__Problem details__
Pull each line containing "JSON" out of the data and copy it.

───── Records shown ─────

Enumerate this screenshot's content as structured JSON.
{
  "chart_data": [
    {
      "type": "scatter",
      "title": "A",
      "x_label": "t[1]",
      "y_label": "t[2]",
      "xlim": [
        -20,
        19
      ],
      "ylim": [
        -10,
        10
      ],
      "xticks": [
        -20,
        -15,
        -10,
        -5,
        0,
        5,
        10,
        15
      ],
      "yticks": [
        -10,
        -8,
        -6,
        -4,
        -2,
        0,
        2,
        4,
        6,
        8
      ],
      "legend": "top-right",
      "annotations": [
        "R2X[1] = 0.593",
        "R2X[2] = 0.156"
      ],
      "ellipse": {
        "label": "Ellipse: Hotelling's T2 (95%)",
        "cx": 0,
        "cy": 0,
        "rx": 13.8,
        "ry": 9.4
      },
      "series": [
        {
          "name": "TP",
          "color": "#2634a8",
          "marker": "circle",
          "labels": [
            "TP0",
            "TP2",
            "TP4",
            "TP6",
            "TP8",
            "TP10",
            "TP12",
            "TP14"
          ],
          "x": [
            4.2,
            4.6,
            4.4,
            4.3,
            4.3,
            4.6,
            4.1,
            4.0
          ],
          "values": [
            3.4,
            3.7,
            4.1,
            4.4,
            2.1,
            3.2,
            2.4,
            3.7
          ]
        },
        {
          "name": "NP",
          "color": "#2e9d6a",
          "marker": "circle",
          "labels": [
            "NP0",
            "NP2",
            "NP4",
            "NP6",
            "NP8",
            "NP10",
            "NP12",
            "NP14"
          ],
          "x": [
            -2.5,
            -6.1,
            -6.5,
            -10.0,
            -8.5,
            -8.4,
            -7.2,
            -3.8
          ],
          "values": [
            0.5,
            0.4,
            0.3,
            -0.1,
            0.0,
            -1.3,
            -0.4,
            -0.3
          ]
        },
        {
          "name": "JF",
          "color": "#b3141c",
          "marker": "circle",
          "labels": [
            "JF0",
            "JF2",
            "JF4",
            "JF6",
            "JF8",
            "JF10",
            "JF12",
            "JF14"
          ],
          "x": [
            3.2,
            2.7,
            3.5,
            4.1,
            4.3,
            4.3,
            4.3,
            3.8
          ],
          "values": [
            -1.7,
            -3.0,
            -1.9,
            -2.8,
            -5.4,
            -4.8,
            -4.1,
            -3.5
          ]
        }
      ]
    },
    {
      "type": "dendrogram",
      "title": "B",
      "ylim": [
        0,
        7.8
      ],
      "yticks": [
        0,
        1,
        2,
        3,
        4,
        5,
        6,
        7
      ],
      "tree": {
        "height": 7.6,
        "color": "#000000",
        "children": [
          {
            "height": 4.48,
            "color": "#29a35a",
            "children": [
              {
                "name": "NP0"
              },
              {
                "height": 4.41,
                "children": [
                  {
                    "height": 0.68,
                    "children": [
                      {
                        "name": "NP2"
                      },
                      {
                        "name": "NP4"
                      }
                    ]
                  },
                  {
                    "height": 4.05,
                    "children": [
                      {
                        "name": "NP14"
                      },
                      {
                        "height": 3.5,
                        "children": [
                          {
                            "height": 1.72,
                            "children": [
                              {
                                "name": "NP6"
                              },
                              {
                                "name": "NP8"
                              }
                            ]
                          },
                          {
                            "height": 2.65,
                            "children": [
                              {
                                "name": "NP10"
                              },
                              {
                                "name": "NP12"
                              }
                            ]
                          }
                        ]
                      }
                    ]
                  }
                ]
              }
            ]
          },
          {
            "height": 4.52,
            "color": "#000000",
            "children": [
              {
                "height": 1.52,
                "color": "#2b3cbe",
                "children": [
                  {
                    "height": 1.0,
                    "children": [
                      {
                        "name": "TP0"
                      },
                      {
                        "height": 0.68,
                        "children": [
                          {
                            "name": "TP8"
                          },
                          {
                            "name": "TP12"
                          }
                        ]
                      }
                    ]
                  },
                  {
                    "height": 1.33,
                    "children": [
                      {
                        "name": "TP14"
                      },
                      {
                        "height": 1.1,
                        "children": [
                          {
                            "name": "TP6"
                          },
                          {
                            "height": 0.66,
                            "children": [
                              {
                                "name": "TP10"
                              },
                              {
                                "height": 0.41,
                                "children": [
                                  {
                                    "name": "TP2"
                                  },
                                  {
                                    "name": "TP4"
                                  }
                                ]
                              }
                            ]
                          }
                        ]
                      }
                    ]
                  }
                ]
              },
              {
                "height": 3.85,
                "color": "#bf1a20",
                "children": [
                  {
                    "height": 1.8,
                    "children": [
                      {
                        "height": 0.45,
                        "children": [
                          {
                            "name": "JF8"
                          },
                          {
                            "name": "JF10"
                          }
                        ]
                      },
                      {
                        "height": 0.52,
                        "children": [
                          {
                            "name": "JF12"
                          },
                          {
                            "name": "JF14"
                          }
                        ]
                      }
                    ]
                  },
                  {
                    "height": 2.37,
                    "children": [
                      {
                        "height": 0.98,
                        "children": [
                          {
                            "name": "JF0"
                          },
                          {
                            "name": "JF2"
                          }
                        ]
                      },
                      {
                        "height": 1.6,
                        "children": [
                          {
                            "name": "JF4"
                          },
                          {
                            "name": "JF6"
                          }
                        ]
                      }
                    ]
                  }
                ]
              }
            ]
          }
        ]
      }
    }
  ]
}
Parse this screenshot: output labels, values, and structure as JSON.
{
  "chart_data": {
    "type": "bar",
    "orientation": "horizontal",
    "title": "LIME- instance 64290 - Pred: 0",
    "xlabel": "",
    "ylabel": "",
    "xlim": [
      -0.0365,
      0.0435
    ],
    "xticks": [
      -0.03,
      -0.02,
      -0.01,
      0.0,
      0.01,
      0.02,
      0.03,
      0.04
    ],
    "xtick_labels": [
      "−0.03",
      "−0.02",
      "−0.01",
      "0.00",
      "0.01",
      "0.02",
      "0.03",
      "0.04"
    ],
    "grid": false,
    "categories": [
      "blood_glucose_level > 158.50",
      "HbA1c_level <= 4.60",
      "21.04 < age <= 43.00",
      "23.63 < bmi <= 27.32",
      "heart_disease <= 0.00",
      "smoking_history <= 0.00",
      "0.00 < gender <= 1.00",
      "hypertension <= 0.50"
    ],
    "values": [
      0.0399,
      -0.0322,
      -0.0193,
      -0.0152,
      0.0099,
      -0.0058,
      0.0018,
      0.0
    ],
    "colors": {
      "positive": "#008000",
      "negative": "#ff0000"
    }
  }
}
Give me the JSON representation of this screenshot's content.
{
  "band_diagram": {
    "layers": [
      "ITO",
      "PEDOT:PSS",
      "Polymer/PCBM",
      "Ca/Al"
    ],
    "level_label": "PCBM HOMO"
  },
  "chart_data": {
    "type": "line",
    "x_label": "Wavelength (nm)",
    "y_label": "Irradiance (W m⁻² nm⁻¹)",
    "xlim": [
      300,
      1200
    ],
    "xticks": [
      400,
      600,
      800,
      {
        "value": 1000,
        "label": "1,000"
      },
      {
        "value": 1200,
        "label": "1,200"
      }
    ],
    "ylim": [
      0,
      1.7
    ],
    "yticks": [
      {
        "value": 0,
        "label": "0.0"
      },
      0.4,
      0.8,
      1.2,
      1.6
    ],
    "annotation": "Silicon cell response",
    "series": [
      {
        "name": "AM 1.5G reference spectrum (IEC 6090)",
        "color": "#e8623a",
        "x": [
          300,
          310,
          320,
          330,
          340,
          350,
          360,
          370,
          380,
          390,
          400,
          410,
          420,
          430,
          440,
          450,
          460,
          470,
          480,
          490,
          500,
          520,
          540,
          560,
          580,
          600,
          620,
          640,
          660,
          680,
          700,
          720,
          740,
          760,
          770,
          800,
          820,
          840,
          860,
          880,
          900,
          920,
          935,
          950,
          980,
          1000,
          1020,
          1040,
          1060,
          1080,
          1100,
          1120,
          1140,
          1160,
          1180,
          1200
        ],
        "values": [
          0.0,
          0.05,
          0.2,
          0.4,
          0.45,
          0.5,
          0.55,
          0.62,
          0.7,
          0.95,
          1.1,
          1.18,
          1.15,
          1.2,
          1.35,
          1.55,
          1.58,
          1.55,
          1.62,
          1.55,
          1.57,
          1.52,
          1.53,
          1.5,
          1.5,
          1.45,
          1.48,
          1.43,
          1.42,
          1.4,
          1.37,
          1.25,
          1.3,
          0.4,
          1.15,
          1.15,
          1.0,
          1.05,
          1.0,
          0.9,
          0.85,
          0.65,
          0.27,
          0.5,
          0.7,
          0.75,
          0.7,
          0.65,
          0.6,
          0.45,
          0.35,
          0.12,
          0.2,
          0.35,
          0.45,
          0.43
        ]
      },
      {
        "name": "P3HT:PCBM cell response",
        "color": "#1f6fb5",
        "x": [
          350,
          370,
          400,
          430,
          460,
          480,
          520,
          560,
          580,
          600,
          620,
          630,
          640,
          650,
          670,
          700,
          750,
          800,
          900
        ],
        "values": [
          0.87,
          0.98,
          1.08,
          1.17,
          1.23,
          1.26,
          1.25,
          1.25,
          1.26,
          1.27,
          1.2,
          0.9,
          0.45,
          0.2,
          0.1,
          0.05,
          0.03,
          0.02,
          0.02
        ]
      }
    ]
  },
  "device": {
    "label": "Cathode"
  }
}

─────

__Solution__
Enumerate this screenshot's content as structured JSON.
Parse this screenshot: output labels, values, and structure as JSON.
Give me the JSON representation of this screenshot's content.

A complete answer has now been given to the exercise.